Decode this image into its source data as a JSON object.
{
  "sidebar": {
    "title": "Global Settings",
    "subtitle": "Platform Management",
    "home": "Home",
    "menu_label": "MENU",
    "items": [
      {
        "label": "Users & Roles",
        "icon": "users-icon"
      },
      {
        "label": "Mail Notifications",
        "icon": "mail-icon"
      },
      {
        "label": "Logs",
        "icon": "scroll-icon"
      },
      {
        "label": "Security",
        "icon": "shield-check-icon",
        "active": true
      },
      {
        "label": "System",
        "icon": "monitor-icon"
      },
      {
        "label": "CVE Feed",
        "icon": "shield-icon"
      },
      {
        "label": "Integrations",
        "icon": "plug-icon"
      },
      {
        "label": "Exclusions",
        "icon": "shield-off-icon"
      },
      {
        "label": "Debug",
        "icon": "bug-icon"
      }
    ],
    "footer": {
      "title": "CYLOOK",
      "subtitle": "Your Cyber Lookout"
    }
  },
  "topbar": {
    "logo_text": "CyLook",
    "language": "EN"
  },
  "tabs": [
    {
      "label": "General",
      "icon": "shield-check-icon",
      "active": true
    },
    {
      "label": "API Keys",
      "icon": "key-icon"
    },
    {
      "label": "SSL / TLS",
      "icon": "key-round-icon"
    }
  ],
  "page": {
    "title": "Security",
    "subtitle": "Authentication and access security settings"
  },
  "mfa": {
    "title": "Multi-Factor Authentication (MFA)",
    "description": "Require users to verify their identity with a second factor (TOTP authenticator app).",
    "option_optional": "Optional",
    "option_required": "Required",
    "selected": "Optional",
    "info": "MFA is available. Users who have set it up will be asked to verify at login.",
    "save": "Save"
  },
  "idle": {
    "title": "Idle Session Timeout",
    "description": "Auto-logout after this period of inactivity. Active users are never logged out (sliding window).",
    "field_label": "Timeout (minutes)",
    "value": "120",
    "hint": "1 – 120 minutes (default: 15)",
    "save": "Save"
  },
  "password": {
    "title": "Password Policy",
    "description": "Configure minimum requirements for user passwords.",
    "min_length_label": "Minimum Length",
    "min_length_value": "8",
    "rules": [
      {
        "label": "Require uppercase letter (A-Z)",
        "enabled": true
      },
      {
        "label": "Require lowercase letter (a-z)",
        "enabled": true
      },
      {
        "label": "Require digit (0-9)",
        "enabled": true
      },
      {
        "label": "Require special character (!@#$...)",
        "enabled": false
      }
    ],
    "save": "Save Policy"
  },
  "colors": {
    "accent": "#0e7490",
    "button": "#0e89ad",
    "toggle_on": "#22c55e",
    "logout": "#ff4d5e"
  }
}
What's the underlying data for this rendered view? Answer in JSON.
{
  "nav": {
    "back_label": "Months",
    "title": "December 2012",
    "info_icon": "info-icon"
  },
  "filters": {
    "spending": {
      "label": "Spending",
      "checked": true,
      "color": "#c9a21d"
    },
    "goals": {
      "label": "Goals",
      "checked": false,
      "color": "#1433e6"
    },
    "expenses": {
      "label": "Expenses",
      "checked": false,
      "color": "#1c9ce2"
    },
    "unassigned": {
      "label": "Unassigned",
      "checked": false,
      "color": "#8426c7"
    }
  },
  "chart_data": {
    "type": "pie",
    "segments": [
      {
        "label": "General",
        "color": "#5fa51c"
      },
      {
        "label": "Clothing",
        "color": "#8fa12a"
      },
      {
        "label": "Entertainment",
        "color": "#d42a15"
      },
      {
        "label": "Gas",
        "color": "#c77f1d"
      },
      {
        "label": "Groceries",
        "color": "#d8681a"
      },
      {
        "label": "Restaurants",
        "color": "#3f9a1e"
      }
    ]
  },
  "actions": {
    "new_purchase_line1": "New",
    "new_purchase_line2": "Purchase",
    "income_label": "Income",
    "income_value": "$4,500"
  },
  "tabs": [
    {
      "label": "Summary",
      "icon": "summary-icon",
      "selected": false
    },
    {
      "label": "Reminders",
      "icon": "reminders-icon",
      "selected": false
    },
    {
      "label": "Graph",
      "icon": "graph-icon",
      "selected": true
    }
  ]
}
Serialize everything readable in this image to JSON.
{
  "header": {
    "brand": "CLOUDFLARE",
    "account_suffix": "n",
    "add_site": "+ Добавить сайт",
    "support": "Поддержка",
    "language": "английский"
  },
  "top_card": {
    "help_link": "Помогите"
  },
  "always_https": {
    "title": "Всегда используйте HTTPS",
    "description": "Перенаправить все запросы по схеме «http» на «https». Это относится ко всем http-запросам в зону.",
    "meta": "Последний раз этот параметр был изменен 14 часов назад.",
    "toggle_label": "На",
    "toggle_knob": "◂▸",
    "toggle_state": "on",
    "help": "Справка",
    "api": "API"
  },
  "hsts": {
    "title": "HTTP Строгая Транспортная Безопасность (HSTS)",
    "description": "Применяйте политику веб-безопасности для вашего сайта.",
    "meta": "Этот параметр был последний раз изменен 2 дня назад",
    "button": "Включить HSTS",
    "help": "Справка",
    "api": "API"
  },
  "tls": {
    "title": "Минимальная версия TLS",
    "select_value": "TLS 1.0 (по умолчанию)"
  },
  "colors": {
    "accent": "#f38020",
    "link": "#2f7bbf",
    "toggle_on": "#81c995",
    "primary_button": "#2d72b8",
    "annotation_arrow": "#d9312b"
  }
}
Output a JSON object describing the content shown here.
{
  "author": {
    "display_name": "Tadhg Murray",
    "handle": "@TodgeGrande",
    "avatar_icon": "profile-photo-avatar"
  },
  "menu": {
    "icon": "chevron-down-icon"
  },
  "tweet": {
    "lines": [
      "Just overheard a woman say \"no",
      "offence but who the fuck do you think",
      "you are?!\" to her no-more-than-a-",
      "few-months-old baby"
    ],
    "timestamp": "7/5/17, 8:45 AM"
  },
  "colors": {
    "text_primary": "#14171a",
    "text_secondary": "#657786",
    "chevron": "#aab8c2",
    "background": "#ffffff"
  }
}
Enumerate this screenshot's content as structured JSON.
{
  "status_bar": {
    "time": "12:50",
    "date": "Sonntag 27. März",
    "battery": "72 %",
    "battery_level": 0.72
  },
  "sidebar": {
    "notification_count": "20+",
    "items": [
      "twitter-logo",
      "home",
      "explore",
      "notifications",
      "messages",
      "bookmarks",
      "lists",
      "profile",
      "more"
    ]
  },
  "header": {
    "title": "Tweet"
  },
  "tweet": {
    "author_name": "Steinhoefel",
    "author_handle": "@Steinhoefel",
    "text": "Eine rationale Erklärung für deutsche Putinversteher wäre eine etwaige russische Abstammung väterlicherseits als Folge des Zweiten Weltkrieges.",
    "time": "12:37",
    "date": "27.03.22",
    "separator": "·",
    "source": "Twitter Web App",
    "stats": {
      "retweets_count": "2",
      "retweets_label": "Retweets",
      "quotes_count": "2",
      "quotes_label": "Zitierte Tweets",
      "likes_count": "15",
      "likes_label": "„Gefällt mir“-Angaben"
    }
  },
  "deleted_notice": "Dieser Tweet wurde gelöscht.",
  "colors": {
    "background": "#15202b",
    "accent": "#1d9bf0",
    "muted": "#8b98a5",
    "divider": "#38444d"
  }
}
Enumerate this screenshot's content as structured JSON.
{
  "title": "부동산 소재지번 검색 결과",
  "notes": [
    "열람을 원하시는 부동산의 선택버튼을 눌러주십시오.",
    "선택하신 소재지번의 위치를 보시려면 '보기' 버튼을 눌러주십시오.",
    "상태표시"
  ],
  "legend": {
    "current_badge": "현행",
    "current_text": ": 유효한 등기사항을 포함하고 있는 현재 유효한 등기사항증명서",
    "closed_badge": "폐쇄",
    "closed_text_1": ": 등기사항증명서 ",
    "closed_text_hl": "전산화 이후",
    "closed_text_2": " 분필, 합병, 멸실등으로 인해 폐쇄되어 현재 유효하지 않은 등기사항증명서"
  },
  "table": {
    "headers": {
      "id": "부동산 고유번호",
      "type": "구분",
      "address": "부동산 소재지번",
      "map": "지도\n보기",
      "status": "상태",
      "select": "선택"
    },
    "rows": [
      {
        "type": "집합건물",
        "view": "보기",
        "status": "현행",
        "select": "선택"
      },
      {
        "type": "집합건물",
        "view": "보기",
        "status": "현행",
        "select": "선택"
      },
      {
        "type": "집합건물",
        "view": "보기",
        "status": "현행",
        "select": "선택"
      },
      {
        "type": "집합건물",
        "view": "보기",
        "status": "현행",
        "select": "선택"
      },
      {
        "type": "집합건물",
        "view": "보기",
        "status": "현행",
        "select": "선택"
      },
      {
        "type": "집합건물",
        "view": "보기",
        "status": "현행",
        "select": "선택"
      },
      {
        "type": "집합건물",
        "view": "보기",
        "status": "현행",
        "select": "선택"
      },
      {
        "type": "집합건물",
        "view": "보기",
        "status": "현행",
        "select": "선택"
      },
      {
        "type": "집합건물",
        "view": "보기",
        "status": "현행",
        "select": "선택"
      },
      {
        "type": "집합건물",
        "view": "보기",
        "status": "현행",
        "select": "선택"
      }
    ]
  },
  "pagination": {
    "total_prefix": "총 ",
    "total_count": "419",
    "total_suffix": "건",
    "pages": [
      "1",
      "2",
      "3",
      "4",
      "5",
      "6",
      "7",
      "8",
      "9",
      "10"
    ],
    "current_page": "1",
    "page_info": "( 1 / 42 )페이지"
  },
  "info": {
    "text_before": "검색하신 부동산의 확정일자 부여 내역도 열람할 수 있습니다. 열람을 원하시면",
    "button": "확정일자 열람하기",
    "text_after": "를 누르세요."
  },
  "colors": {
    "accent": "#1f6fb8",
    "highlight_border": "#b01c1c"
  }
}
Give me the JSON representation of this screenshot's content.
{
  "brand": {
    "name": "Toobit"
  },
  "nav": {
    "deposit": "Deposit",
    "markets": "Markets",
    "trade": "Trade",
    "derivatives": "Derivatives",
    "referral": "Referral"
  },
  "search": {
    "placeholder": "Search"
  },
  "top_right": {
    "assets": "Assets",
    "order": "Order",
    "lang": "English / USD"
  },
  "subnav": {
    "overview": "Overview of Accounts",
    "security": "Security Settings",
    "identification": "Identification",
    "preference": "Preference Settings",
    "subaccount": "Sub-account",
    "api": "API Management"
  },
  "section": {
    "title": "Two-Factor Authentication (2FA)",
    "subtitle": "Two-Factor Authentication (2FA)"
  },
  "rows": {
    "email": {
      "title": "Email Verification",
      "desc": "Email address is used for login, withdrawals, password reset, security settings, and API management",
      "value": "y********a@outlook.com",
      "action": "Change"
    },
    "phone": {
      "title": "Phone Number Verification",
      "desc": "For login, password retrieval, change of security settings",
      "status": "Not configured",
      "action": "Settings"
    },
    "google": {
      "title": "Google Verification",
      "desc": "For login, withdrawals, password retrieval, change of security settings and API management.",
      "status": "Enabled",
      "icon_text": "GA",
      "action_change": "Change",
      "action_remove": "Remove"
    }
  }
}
======
### What is being asked
Locate all lines in the listing above with the word "minutes" and copy them.

### Response below
    "field_label": "Timeout (minutes)",
    "hint": "1 – 120 minutes (default: 15)",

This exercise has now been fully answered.